▶ _Aim_: Pull out every line with the word "value".

(Figure content listings)
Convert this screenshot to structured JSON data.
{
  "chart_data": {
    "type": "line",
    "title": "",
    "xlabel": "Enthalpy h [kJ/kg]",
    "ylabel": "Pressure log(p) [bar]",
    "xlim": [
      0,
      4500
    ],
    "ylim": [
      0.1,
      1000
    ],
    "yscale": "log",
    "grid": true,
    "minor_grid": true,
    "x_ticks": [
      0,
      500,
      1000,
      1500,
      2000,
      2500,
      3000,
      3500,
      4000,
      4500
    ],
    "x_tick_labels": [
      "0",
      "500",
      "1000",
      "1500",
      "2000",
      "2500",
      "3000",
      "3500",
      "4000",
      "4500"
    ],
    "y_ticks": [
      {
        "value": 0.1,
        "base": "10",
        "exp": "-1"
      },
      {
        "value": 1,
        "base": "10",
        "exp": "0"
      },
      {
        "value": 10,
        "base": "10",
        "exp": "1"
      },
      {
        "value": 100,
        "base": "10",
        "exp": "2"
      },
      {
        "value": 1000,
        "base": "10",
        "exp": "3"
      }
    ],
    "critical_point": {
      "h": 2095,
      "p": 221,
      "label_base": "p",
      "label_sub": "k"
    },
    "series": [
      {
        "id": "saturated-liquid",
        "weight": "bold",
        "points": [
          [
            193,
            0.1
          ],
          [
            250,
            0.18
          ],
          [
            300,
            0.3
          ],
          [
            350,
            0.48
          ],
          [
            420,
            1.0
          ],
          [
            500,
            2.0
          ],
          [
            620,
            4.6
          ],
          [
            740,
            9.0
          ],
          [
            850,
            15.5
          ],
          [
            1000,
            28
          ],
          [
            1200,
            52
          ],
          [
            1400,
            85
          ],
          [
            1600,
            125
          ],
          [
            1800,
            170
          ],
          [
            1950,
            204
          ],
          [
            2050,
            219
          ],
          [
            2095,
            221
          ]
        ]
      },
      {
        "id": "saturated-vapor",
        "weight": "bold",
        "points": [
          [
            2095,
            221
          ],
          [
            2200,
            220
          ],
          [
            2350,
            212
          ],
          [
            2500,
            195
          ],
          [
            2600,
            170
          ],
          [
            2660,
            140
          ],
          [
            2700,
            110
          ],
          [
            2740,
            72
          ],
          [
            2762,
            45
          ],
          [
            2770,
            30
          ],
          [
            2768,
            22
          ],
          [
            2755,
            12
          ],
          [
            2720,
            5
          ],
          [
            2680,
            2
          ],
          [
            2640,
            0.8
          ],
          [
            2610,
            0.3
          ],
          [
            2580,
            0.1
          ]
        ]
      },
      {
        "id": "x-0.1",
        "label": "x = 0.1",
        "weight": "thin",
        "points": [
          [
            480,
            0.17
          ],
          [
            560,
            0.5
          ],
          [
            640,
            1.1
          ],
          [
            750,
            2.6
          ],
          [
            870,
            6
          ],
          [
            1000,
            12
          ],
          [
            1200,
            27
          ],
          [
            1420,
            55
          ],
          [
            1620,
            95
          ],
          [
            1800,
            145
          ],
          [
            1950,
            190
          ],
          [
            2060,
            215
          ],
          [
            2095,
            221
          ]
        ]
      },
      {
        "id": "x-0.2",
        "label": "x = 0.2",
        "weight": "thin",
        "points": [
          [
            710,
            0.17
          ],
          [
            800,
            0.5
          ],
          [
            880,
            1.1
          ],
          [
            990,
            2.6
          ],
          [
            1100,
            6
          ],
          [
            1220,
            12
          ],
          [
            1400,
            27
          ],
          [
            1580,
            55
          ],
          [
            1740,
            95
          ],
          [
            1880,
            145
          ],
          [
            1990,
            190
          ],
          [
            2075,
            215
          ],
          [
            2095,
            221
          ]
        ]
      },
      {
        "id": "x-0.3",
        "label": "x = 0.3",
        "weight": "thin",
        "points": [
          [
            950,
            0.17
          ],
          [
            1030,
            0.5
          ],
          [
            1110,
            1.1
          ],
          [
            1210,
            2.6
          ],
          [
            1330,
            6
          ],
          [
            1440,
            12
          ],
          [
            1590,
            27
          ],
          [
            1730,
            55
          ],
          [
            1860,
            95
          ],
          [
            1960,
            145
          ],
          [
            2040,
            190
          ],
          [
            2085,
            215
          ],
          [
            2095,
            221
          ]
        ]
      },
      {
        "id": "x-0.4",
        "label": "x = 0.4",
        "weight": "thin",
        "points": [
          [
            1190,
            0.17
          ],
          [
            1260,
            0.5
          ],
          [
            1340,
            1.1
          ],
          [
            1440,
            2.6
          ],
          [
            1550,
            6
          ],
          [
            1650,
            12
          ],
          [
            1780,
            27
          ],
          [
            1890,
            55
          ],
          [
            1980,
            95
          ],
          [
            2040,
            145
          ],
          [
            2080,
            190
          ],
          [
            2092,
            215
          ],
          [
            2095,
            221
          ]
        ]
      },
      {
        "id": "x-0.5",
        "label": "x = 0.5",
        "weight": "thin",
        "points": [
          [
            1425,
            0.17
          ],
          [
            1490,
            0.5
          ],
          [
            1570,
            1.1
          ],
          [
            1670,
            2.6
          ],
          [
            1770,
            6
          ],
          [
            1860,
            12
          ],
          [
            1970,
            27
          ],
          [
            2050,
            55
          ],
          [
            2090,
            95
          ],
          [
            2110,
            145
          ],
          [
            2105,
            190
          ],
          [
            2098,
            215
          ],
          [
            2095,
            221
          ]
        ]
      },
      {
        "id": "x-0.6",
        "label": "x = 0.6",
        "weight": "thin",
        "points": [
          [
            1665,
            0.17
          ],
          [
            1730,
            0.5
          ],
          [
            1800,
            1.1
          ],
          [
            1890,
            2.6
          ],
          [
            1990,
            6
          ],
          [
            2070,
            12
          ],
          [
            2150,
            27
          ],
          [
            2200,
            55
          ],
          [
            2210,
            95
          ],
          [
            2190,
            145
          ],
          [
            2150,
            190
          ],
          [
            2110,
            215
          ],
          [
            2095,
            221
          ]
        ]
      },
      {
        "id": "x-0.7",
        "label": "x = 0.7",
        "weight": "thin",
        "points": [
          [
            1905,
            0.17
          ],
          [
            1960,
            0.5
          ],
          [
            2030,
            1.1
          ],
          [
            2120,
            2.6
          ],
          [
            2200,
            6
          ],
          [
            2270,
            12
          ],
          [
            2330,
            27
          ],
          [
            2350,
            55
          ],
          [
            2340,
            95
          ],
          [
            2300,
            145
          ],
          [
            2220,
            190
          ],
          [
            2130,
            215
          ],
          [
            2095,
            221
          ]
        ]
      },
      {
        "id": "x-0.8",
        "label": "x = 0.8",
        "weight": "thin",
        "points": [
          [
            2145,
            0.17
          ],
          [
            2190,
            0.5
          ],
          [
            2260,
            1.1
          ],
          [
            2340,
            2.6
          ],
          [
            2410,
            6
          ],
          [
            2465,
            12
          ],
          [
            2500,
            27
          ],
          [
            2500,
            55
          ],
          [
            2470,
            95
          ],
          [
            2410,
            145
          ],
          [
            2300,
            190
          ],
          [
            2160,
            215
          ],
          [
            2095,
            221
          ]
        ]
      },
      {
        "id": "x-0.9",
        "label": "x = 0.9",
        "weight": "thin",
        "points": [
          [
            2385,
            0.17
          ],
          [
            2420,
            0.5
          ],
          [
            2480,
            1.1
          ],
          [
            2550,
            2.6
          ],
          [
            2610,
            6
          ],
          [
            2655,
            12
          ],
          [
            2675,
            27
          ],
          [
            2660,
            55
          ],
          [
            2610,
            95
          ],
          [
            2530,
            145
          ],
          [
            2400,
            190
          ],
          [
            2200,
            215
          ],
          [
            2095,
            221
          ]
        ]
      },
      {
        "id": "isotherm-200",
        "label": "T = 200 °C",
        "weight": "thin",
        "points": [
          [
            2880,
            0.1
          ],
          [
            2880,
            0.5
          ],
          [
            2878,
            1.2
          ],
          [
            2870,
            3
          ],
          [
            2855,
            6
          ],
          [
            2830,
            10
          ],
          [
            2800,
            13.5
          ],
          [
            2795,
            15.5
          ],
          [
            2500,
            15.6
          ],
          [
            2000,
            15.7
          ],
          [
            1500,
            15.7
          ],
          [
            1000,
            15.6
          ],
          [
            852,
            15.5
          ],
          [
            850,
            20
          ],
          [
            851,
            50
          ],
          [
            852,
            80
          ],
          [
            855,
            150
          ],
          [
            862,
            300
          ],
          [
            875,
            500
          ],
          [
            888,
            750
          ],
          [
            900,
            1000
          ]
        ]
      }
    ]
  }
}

▶ _Solution to this task_:
        "value": 0.1,
        "value": 1,
        "value": 10,
        "value": 100,
        "value": 1000,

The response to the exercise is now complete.